#### PROBLEM:
Report every line in the listing that contains the string "time".

Saved data entries:
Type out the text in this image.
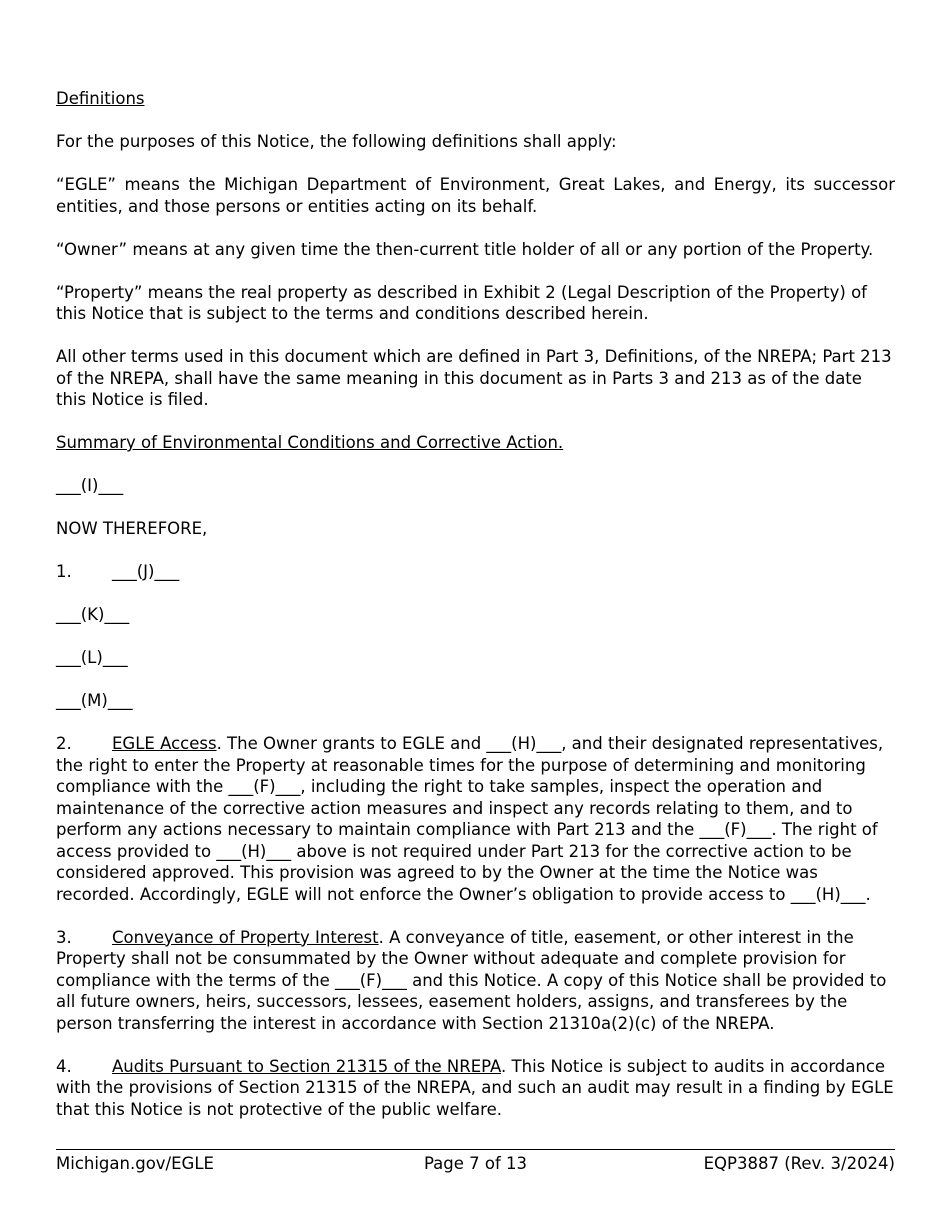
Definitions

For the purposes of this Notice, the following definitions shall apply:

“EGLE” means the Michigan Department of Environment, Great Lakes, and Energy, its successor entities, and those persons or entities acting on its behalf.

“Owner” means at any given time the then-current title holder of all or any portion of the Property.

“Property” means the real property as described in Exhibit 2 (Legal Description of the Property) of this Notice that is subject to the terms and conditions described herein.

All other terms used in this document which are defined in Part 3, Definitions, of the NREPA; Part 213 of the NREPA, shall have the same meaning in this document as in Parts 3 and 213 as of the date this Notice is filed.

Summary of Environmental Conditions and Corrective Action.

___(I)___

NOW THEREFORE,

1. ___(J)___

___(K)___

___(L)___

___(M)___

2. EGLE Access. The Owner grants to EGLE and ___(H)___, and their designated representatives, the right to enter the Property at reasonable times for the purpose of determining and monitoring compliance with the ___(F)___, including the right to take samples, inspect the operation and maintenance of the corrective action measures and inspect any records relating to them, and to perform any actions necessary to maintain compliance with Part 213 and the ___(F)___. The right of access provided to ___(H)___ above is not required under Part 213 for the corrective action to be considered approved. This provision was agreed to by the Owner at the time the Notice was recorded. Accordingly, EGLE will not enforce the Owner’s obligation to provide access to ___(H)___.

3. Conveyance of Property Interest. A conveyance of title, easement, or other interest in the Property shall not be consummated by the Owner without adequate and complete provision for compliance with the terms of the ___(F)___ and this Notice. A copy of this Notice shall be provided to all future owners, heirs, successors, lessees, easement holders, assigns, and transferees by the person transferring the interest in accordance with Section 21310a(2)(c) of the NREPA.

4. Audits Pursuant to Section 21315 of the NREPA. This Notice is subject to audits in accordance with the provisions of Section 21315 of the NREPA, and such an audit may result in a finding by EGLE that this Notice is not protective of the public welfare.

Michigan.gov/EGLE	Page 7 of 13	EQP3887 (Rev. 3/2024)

#### EXPECTED ANSWER:
“Owner” means at any given time the then-current title holder of all or any portion of the Property.
2. EGLE Access. The Owner grants to EGLE and ___(H)___, and their designated representatives, the right to enter the Property at reasonable times for the purpose of determining and monitoring compliance with the ___(F)___, including the right to take samples, inspect the operation and maintenance of the corrective action measures and inspect any records relating to them, and to perform any actions necessary to maintain compliance with Part 213 and the ___(F)___. The right of access provided to ___(H)___ above is not required under Part 213 for the corrective action to be considered approved. This provision was agreed to by the Owner at the time the Notice was recorded. Accordingly, EGLE will not enforce the Owner’s obligation to provide access to ___(H)___.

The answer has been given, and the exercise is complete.